Work to complete. Copy the data precisely, keeping every character.

**** Material to process ****

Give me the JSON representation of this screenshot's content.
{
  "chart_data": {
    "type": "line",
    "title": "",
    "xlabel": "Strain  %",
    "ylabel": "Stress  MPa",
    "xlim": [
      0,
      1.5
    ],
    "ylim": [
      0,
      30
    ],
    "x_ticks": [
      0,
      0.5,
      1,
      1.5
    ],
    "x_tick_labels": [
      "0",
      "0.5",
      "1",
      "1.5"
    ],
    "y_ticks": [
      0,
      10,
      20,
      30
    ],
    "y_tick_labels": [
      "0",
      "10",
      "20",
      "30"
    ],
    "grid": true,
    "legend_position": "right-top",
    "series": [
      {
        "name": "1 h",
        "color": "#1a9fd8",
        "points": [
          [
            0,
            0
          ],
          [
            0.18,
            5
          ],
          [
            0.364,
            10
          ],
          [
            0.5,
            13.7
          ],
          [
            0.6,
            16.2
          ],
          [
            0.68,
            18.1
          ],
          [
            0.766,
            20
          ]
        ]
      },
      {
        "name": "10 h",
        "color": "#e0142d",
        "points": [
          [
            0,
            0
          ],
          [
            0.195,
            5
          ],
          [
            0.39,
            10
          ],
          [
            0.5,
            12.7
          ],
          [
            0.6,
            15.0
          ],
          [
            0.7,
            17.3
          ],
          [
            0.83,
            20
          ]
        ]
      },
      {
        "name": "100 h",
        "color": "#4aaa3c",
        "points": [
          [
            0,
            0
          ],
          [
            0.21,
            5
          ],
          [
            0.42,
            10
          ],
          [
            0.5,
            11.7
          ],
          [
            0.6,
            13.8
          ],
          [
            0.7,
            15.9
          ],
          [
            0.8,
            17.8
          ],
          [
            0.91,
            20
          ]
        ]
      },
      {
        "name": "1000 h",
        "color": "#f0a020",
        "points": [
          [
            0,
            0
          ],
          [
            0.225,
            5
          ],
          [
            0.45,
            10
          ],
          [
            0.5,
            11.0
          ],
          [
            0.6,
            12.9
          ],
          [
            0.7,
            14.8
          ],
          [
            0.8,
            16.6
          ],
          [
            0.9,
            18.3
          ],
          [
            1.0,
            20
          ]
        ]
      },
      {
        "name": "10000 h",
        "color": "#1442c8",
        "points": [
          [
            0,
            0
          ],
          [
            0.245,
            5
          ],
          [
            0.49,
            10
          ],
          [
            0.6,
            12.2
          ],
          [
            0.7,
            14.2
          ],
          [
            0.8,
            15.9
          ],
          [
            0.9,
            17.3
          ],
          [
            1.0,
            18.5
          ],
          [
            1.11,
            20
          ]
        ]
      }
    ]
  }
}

****

Exercise solution.
Give me the JSON representation of this screenshot's content.
{
  "chart_data": {
    "type": "line",
    "title": "",
    "xlabel": "Strain  %",
    "ylabel": "Stress  MPa",
    "xlim": [
      0,
      1.5
    ],
    "ylim": [
      0,
      30
    ],
    "x_ticks": [
      0,
      0.5,
      1,
      1.5
    ],
    "x_tick_labels": [
      "0",
      "0.5",
      "1",
      "1.5"
    ],
    "y_ticks": [
      0,
      10,
      20,
      30
    ],
    "y_tick_labels": [
      "0",
      "10",
      "20",
      "30"
    ],
    "grid": true,
    "legend_position": "right-top",
    "series": [
      {
        "name": "1 h",
        "color": "#1a9fd8",
        "points": [
          [
            0,
            0
          ],
          [
            0.18,
            5
          ],
          [
            0.364,
            10
          ],
          [
            0.5,
            13.7
          ],
          [
            0.6,
            16.2
          ],
          [
            0.68,
            18.1
          ],
          [
            0.766,
            20
          ]
        ]
      },
      {
        "name": "10 h",
        "color": "#e0142d",
        "points": [
          [
            0,
            0
          ],
          [
            0.195,
            5
          ],
          [
            0.39,
            10
          ],
          [
            0.5,
            12.7
          ],
          [
            0.6,
            15.0
          ],
          [
            0.7,
            17.3
          ],
          [
            0.83,
            20
          ]
        ]
      },
      {
        "name": "100 h",
        "color": "#4aaa3c",
        "points": [
          [
            0,
            0
          ],
          [
            0.21,
            5
          ],
          [
            0.42,
            10
          ],
          [
            0.5,
            11.7
          ],
          [
            0.6,
            13.8
          ],
          [
            0.7,
            15.9
          ],
          [
            0.8,
            17.8
          ],
          [
            0.91,
            20
          ]
        ]
      },
      {
        "name": "1000 h",
        "color": "#f0a020",
        "points": [
          [
            0,
            0
          ],
          [
            0.225,
            5
          ],
          [
            0.45,
            10
          ],
          [
            0.5,
            11.0
          ],
          [
            0.6,
            12.9
          ],
          [
            0.7,
            14.8
          ],
          [
            0.8,
            16.6
          ],
          [
            0.9,
            18.3
          ],
          [
            1.0,
            20
          ]
        ]
      },
      {
        "name": "10000 h",
        "color": "#1442c8",
        "points": [
          [
            0,
            0
          ],
          [
            0.245,
            5
          ],
          [
            0.49,
            10
          ],
          [
            0.6,
            12.2
          ],
          [
            0.7,
            14.2
          ],
          [
            0.8,
            15.9
          ],
          [
            0.9,
            17.3
          ],
          [
            1.0,
            18.5
          ],
          [
            1.11,
            20
          ]
        ]
      }
    ]
  }
}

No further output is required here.